+++ Source material
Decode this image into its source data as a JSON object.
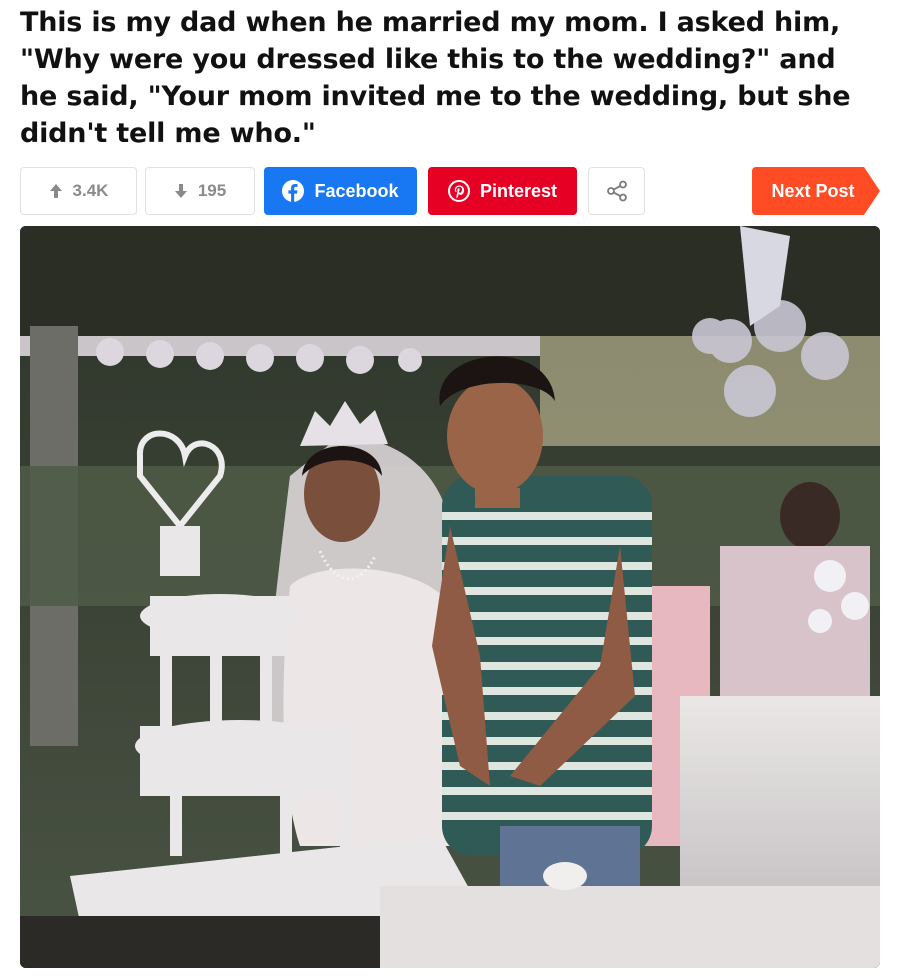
{
  "post": {
    "title": "This is my dad when he married my mom. I asked him, \"Why were you dressed like this to the wedding?\" and he said, \"Your mom invited me to the wedding, but she didn't tell me who.\""
  },
  "actions": {
    "upvotes": "3.4K",
    "downvotes": "195",
    "facebook_label": "Facebook",
    "pinterest_label": "Pinterest",
    "next_post_label": "Next Post"
  },
  "colors": {
    "facebook": "#1877f2",
    "pinterest": "#e60023",
    "next_post": "#ff4c24",
    "vote_text": "#8a8a8a"
  },
  "icons": {
    "upvote": "arrow-up-icon",
    "downvote": "arrow-down-icon",
    "facebook": "facebook-icon",
    "pinterest": "pinterest-icon",
    "share": "share-icon"
  }
}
++++++
Goal of the exercise: Print the complete listing exactly, apart from any pictures.

Output of the task:
Decode this image into its source data as a JSON object.
{
  "post": {
    "title": "This is my dad when he married my mom. I asked him, \"Why were you dressed like this to the wedding?\" and he said, \"Your mom invited me to the wedding, but she didn't tell me who.\""
  },
  "actions": {
    "upvotes": "3.4K",
    "downvotes": "195",
    "facebook_label": "Facebook",
    "pinterest_label": "Pinterest",
    "next_post_label": "Next Post"
  },
  "colors": {
    "facebook": "#1877f2",
    "pinterest": "#e60023",
    "next_post": "#ff4c24",
    "vote_text": "#8a8a8a"
  },
  "icons": {
    "upvote": "arrow-up-icon",
    "downvote": "arrow-down-icon",
    "facebook": "facebook-icon",
    "pinterest": "pinterest-icon",
    "share": "share-icon"
  }
}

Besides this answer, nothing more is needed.